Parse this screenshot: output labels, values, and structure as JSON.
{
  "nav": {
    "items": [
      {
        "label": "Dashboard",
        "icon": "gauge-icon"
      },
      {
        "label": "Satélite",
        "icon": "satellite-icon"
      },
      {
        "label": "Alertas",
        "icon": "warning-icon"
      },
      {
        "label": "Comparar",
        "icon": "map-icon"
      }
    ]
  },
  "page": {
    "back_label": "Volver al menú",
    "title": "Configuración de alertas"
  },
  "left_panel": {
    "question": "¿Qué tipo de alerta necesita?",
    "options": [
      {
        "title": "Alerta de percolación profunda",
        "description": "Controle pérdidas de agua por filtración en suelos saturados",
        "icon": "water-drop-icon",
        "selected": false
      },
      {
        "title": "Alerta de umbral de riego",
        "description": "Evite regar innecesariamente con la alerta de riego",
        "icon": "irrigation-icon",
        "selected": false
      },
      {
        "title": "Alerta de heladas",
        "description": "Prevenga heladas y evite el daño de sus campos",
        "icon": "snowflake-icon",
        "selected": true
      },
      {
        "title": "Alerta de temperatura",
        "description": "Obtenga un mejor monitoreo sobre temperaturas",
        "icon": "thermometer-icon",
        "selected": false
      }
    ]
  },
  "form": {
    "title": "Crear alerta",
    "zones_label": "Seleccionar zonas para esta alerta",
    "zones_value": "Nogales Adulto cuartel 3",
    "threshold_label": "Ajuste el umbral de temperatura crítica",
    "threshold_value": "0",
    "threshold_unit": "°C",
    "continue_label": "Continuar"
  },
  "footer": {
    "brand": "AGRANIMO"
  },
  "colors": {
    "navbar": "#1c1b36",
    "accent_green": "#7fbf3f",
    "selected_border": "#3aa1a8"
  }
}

============

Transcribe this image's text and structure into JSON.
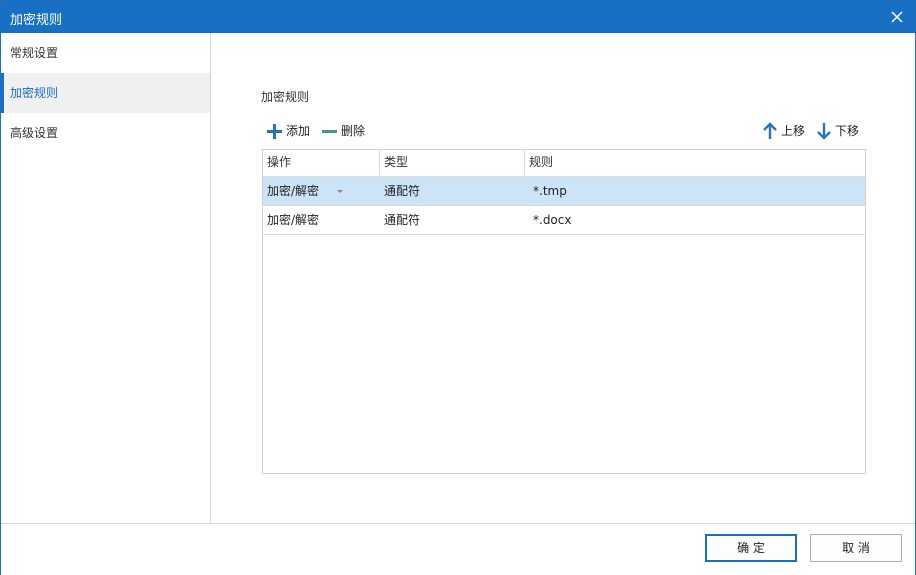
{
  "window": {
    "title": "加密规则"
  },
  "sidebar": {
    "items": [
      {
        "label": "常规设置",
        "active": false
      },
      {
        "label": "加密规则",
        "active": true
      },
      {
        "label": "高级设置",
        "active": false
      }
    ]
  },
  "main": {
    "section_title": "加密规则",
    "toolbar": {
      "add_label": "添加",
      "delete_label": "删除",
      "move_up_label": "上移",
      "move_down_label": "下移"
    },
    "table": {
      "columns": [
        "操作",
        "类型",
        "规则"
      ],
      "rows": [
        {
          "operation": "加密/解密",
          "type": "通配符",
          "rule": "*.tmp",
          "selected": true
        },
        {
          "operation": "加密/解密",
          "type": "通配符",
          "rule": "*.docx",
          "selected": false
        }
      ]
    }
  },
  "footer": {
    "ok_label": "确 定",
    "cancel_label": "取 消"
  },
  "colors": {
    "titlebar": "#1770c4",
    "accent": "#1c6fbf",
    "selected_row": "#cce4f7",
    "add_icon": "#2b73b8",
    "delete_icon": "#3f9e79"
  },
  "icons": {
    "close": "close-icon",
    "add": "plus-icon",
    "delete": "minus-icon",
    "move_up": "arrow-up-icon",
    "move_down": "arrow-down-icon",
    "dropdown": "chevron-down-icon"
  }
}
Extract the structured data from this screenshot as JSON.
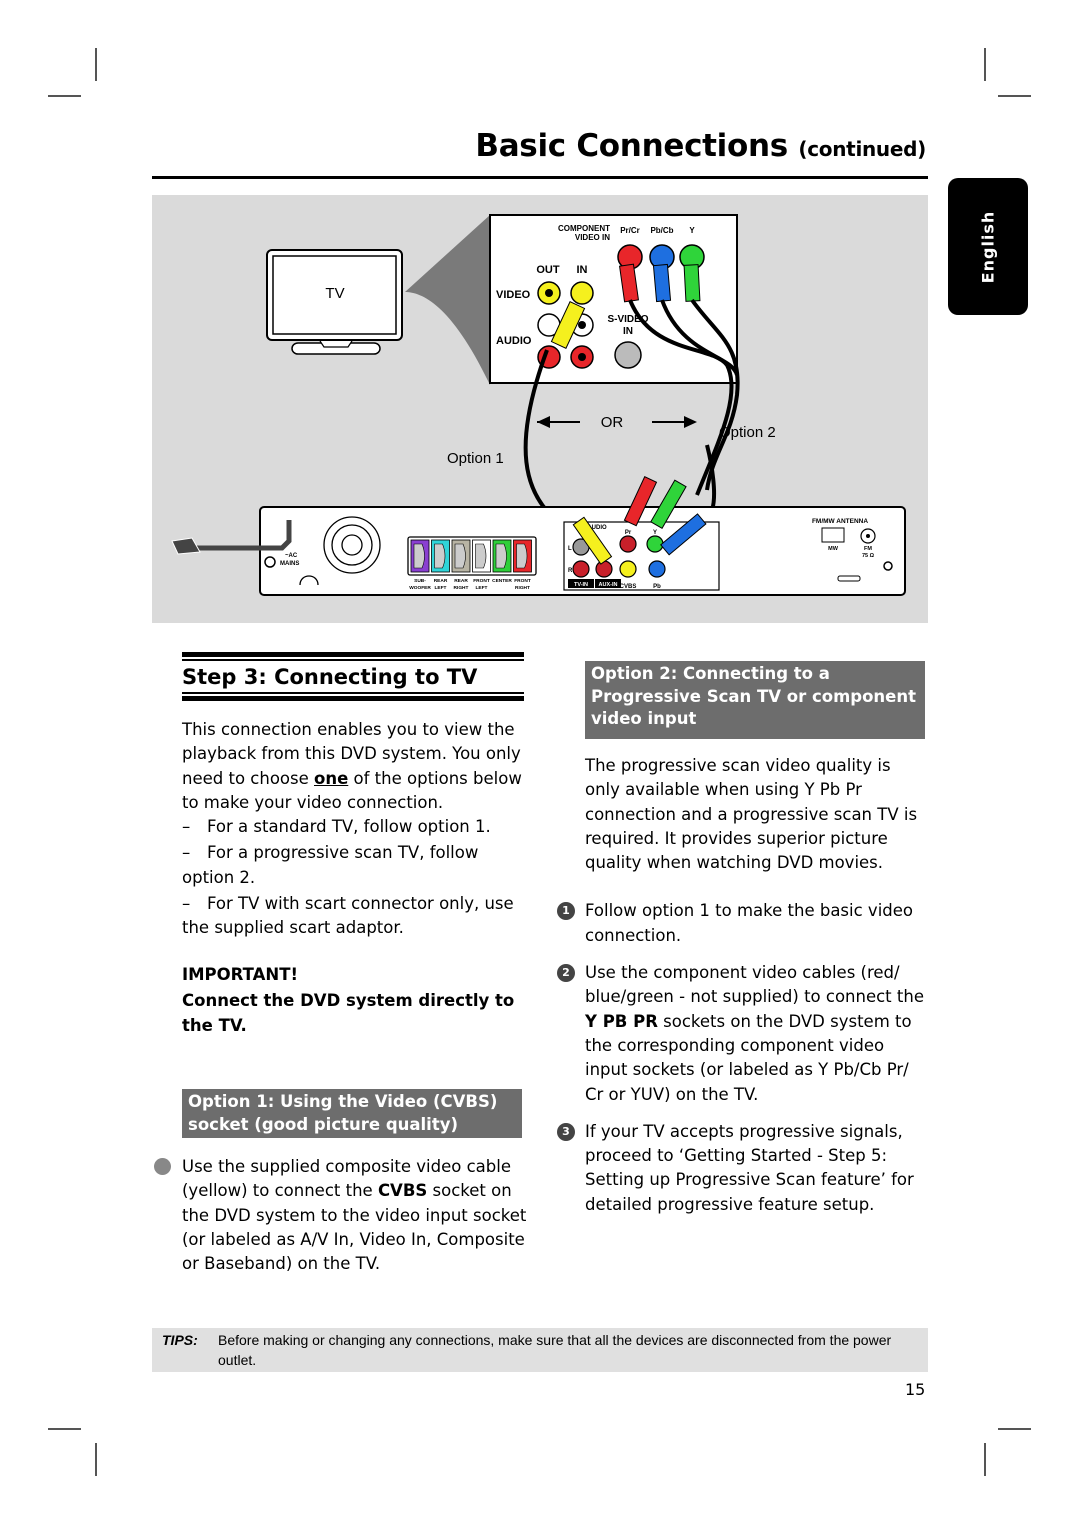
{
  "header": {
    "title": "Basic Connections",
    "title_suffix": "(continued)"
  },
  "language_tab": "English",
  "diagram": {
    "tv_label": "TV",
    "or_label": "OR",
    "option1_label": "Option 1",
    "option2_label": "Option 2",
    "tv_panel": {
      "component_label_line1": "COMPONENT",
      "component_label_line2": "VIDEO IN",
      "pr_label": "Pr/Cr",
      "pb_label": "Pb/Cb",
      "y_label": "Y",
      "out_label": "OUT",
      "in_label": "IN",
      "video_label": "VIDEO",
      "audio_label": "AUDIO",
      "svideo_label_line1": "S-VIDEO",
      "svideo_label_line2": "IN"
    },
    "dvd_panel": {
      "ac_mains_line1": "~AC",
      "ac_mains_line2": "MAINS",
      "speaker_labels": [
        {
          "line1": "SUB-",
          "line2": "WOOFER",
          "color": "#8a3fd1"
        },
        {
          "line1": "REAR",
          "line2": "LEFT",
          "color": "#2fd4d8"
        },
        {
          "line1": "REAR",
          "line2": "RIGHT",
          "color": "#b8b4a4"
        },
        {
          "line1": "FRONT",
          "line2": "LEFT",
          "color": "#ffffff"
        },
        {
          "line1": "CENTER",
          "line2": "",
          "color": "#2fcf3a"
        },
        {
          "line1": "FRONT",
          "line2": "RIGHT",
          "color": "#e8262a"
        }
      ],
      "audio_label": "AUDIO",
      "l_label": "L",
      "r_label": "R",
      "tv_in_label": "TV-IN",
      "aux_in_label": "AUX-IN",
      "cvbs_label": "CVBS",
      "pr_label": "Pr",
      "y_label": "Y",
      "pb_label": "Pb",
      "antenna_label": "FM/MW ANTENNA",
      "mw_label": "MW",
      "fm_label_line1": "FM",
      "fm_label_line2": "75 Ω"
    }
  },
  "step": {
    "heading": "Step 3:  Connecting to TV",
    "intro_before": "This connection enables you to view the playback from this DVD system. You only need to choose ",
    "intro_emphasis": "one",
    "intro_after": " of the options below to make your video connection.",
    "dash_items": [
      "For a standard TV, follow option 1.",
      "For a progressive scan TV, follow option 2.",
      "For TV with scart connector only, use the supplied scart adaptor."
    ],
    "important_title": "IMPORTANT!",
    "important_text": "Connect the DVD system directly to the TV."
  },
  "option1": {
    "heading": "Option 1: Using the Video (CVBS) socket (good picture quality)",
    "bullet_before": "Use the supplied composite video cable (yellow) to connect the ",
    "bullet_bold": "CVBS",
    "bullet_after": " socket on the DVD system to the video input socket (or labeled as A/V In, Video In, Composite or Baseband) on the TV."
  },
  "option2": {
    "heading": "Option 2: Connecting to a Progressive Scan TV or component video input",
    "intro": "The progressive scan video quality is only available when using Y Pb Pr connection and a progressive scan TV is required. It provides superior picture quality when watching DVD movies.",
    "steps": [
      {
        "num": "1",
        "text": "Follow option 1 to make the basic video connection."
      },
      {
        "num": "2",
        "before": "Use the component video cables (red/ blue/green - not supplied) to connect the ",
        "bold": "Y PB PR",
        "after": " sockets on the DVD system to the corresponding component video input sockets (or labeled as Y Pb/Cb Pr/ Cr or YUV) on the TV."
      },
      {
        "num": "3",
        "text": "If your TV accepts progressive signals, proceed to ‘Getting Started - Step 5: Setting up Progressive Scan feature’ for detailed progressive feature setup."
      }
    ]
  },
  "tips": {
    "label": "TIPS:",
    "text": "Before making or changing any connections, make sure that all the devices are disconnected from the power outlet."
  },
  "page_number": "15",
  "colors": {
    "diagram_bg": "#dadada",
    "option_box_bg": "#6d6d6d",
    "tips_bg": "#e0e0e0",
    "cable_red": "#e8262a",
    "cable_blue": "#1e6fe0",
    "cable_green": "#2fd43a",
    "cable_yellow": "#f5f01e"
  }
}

============

Look through the entries above. Extract each line with the word "your".

    "intro_after": " of the options below to make your video connection.",
        "text": "If your TV accepts progressive signals, proceed to ‘Getting Started - Step 5: Setting up Progressive Scan feature’ for detailed progressive feature setup."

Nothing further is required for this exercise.